**WRITTEN INSTRUCTION**
Scan the material below for the string "SRMTID", and copy every line where it shows up.

**INPUT MATERIAL**
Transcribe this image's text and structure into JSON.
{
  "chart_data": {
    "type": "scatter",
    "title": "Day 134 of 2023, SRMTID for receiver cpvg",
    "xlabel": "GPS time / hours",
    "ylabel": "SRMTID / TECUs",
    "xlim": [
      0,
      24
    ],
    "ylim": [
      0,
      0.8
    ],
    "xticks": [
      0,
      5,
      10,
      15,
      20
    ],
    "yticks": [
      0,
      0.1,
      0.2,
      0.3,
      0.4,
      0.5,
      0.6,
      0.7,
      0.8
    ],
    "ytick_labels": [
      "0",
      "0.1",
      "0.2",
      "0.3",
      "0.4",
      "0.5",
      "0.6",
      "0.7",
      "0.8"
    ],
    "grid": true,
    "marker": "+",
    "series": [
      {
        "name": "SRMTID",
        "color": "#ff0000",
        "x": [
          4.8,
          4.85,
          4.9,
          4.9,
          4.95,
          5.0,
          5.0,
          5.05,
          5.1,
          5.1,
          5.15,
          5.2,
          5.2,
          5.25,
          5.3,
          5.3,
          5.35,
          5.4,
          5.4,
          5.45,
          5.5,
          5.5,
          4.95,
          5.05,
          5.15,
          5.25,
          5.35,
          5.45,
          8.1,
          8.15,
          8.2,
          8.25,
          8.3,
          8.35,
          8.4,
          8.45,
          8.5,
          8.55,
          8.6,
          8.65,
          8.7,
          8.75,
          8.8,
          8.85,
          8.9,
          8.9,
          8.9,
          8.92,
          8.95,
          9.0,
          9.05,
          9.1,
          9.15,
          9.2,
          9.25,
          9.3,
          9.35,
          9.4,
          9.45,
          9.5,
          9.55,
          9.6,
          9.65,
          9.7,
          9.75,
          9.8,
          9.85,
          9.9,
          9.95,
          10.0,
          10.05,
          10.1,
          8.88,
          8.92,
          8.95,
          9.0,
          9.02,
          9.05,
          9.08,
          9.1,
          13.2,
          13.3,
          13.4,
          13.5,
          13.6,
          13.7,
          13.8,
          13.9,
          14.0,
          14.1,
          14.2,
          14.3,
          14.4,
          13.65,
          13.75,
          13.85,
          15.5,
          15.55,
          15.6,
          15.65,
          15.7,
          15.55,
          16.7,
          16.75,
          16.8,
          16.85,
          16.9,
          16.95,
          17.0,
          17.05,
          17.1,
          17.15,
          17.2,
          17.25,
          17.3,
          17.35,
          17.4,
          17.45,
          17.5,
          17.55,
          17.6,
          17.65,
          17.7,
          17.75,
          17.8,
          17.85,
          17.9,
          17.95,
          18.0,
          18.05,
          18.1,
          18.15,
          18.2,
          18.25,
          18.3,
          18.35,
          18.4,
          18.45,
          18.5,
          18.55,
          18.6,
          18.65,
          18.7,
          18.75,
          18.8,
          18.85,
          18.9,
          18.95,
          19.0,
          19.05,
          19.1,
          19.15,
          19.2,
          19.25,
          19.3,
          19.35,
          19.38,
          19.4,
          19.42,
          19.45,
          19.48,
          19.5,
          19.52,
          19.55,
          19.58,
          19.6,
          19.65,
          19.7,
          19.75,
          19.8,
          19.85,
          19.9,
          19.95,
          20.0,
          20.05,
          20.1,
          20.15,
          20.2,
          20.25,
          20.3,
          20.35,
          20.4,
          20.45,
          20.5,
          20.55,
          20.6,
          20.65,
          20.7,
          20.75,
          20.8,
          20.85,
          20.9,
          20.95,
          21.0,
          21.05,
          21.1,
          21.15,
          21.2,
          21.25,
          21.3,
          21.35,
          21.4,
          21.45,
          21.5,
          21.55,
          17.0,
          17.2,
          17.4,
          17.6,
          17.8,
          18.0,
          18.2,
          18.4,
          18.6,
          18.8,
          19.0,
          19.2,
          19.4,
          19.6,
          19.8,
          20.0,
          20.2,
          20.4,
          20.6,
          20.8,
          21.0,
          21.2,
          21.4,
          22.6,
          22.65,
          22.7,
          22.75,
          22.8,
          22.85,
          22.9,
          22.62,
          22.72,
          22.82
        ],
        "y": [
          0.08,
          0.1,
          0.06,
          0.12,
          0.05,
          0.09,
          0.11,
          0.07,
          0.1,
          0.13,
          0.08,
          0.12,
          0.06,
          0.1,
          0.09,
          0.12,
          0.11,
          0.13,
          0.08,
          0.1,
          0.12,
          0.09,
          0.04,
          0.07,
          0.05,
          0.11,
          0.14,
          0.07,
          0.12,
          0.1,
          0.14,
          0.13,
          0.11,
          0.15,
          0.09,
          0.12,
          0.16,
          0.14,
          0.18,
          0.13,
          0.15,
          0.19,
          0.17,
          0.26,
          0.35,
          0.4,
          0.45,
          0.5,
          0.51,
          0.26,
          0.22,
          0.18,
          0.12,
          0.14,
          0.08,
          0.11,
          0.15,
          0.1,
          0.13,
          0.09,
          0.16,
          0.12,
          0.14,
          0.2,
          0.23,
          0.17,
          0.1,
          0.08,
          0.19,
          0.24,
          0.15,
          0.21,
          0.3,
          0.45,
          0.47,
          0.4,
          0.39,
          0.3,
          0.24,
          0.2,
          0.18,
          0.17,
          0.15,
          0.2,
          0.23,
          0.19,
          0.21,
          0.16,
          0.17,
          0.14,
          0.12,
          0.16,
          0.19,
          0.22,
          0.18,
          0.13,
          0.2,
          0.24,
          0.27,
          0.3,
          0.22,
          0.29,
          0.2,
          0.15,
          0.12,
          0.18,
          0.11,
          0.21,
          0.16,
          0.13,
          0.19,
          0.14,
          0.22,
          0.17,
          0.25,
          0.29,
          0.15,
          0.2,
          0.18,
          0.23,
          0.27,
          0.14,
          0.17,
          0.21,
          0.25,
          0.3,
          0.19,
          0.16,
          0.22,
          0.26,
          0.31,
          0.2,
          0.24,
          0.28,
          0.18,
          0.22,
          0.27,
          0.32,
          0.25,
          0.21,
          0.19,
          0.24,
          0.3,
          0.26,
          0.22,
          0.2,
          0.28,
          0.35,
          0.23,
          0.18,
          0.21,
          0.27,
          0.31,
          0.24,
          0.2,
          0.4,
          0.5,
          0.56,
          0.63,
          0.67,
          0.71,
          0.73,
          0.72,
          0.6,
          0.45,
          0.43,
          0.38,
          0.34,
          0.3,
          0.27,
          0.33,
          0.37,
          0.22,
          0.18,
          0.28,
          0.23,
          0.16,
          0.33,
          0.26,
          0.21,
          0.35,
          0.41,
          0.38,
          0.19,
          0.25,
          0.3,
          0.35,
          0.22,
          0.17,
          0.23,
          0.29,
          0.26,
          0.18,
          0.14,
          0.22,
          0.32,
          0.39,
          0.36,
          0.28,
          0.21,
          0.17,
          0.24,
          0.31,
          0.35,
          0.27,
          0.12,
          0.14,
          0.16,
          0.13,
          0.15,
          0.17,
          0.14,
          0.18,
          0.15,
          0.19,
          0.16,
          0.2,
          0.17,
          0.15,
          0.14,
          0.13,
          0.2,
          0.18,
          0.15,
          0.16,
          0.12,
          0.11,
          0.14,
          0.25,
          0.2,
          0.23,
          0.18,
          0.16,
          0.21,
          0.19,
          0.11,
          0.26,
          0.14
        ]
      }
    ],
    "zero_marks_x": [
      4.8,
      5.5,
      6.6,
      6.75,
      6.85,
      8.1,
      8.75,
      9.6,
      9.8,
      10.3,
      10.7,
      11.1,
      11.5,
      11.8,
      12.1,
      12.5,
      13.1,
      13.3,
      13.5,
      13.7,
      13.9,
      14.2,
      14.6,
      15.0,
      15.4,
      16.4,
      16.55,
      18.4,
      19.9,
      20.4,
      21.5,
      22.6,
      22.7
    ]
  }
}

**TASK ANSWER**
    "title": "Day 134 of 2023, SRMTID for receiver cpvg",
    "ylabel": "SRMTID / TECUs",
        "name": "SRMTID",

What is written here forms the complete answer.